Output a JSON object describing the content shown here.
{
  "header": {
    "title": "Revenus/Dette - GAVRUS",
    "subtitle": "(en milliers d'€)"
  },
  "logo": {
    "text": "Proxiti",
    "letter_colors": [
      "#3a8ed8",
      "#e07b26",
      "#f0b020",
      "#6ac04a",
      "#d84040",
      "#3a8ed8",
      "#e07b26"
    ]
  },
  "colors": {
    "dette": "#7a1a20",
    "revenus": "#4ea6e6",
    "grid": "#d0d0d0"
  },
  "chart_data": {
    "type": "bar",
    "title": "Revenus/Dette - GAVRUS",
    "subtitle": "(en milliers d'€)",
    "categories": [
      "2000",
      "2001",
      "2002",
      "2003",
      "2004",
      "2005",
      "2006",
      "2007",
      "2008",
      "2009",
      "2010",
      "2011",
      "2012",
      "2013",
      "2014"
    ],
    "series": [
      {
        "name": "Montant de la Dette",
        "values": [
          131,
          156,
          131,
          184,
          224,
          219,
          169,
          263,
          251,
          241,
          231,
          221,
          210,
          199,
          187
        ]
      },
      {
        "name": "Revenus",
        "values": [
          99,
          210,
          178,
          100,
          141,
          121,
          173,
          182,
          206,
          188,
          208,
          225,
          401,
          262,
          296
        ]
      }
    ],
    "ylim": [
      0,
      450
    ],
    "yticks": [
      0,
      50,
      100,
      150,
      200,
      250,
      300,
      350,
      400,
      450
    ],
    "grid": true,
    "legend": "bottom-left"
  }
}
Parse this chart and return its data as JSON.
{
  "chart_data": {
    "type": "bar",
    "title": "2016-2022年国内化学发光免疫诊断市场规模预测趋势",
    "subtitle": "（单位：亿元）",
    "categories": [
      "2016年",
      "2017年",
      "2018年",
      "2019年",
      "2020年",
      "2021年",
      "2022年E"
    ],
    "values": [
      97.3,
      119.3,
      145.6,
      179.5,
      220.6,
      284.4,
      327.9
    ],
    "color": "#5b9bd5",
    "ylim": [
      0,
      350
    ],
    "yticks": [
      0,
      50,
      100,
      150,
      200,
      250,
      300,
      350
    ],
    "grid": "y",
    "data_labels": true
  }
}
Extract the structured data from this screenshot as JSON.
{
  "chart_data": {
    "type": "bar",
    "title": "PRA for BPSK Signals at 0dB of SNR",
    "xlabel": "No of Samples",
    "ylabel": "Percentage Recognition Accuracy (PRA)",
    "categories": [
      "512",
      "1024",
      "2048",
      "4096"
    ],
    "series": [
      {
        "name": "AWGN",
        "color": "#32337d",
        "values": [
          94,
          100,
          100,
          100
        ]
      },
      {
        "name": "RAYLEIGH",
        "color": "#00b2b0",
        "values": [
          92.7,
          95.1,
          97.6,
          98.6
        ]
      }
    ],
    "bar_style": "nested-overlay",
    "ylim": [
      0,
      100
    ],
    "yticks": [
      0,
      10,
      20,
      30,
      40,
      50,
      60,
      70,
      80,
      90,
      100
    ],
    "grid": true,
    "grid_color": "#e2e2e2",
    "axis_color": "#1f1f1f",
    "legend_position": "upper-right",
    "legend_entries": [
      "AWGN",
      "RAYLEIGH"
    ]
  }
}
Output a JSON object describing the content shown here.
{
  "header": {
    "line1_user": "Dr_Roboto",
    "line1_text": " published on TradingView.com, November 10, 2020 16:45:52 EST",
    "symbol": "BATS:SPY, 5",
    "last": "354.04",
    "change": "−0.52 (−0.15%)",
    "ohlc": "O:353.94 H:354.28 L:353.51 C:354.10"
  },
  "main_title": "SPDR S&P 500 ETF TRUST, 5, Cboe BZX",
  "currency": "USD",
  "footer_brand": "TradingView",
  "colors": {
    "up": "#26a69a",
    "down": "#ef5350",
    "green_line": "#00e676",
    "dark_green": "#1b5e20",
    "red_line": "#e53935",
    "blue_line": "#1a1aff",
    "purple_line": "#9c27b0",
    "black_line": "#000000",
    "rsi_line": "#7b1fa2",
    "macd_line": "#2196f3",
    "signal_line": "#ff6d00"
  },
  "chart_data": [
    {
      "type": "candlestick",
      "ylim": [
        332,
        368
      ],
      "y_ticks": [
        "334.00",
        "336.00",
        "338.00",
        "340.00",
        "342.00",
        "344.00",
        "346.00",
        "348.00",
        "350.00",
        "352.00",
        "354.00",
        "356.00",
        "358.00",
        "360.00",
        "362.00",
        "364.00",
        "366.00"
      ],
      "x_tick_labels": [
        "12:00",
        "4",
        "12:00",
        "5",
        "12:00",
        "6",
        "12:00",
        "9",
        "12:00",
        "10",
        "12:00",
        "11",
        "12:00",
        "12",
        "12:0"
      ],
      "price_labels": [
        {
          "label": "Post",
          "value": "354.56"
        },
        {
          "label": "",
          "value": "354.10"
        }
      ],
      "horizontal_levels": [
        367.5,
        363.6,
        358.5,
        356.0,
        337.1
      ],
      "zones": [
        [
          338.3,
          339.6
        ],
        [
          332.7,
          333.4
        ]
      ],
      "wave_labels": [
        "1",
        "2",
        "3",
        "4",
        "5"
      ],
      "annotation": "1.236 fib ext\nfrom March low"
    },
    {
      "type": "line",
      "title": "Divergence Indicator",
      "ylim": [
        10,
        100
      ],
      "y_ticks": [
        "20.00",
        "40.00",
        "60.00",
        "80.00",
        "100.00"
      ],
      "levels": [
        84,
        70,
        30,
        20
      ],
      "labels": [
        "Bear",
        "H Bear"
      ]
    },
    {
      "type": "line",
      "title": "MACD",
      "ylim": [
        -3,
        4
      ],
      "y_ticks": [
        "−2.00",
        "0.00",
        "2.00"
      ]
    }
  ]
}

....

• _OBJECTIVE_: Copy every line verbatim.

• _EXERCISE RESULT_:
Output a JSON object describing the content shown here.
{
  "header": {
    "title": "Revenus/Dette - GAVRUS",
    "subtitle": "(en milliers d'€)"
  },
  "logo": {
    "text": "Proxiti",
    "letter_colors": [
      "#3a8ed8",
      "#e07b26",
      "#f0b020",
      "#6ac04a",
      "#d84040",
      "#3a8ed8",
      "#e07b26"
    ]
  },
  "colors": {
    "dette": "#7a1a20",
    "revenus": "#4ea6e6",
    "grid": "#d0d0d0"
  },
  "chart_data": {
    "type": "bar",
    "title": "Revenus/Dette - GAVRUS",
    "subtitle": "(en milliers d'€)",
    "categories": [
      "2000",
      "2001",
      "2002",
      "2003",
      "2004",
      "2005",
      "2006",
      "2007",
      "2008",
      "2009",
      "2010",
      "2011",
      "2012",
      "2013",
      "2014"
    ],
    "series": [
      {
        "name": "Montant de la Dette",
        "values": [
          131,
          156,
          131,
          184,
          224,
          219,
          169,
          263,
          251,
          241,
          231,
          221,
          210,
          199,
          187
        ]
      },
      {
        "name": "Revenus",
        "values": [
          99,
          210,
          178,
          100,
          141,
          121,
          173,
          182,
          206,
          188,
          208,
          225,
          401,
          262,
          296
        ]
      }
    ],
    "ylim": [
      0,
      450
    ],
    "yticks": [
      0,
      50,
      100,
      150,
      200,
      250,
      300,
      350,
      400,
      450
    ],
    "grid": true,
    "legend": "bottom-left"
  }
}
Parse this chart and return its data as JSON.
{
  "chart_data": {
    "type": "bar",
    "title": "2016-2022年国内化学发光免疫诊断市场规模预测趋势",
    "subtitle": "（单位：亿元）",
    "categories": [
      "2016年",
      "2017年",
      "2018年",
      "2019年",
      "2020年",
      "2021年",
      "2022年E"
    ],
    "values": [
      97.3,
      119.3,
      145.6,
      179.5,
      220.6,
      284.4,
      327.9
    ],
    "color": "#5b9bd5",
    "ylim": [
      0,
      350
    ],
    "yticks": [
      0,
      50,
      100,
      150,
      200,
      250,
      300,
      350
    ],
    "grid": "y",
    "data_labels": true
  }
}
Extract the structured data from this screenshot as JSON.
{
  "chart_data": {
    "type": "bar",
    "title": "PRA for BPSK Signals at 0dB of SNR",
    "xlabel": "No of Samples",
    "ylabel": "Percentage Recognition Accuracy (PRA)",
    "categories": [
      "512",
      "1024",
      "2048",
      "4096"
    ],
    "series": [
      {
        "name": "AWGN",
        "color": "#32337d",
        "values": [
          94,
          100,
          100,
          100
        ]
      },
      {
        "name": "RAYLEIGH",
        "color": "#00b2b0",
        "values": [
          92.7,
          95.1,
          97.6,
          98.6
        ]
      }
    ],
    "bar_style": "nested-overlay",
    "ylim": [
      0,
      100
    ],
    "yticks": [
      0,
      10,
      20,
      30,
      40,
      50,
      60,
      70,
      80,
      90,
      100
    ],
    "grid": true,
    "grid_color": "#e2e2e2",
    "axis_color": "#1f1f1f",
    "legend_position": "upper-right",
    "legend_entries": [
      "AWGN",
      "RAYLEIGH"
    ]
  }
}
Output a JSON object describing the content shown here.
{
  "header": {
    "line1_user": "Dr_Roboto",
    "line1_text": " published on TradingView.com, November 10, 2020 16:45:52 EST",
    "symbol": "BATS:SPY, 5",
    "last": "354.04",
    "change": "−0.52 (−0.15%)",
    "ohlc": "O:353.94 H:354.28 L:353.51 C:354.10"
  },
  "main_title": "SPDR S&P 500 ETF TRUST, 5, Cboe BZX",
  "currency": "USD",
  "footer_brand": "TradingView",
  "colors": {
    "up": "#26a69a",
    "down": "#ef5350",
    "green_line": "#00e676",
    "dark_green": "#1b5e20",
    "red_line": "#e53935",
    "blue_line": "#1a1aff",
    "purple_line": "#9c27b0",
    "black_line": "#000000",
    "rsi_line": "#7b1fa2",
    "macd_line": "#2196f3",
    "signal_line": "#ff6d00"
  },
  "chart_data": [
    {
      "type": "candlestick",
      "ylim": [
        332,
        368
      ],
      "y_ticks": [
        "334.00",
        "336.00",
        "338.00",
        "340.00",
        "342.00",
        "344.00",
        "346.00",
        "348.00",
        "350.00",
        "352.00",
        "354.00",
        "356.00",
        "358.00",
        "360.00",
        "362.00",
        "364.00",
        "366.00"
      ],
      "x_tick_labels": [
        "12:00",
        "4",
        "12:00",
        "5",
        "12:00",
        "6",
        "12:00",
        "9",
        "12:00",
        "10",
        "12:00",
        "11",
        "12:00",
        "12",
        "12:0"
      ],
      "price_labels": [
        {
          "label": "Post",
          "value": "354.56"
        },
        {
          "label": "",
          "value": "354.10"
        }
      ],
      "horizontal_levels": [
        367.5,
        363.6,
        358.5,
        356.0,
        337.1
      ],
      "zones": [
        [
          338.3,
          339.6
        ],
        [
          332.7,
          333.4
        ]
      ],
      "wave_labels": [
        "1",
        "2",
        "3",
        "4",
        "5"
      ],
      "annotation": "1.236 fib ext\nfrom March low"
    },
    {
      "type": "line",
      "title": "Divergence Indicator",
      "ylim": [
        10,
        100
      ],
      "y_ticks": [
        "20.00",
        "40.00",
        "60.00",
        "80.00",
        "100.00"
      ],
      "levels": [
        84,
        70,
        30,
        20
      ],
      "labels": [
        "Bear",
        "H Bear"
      ]
    },
    {
      "type": "line",
      "title": "MACD",
      "ylim": [
        -3,
        4
      ],
      "y_ticks": [
        "−2.00",
        "0.00",
        "2.00"
      ]
    }
  ]
}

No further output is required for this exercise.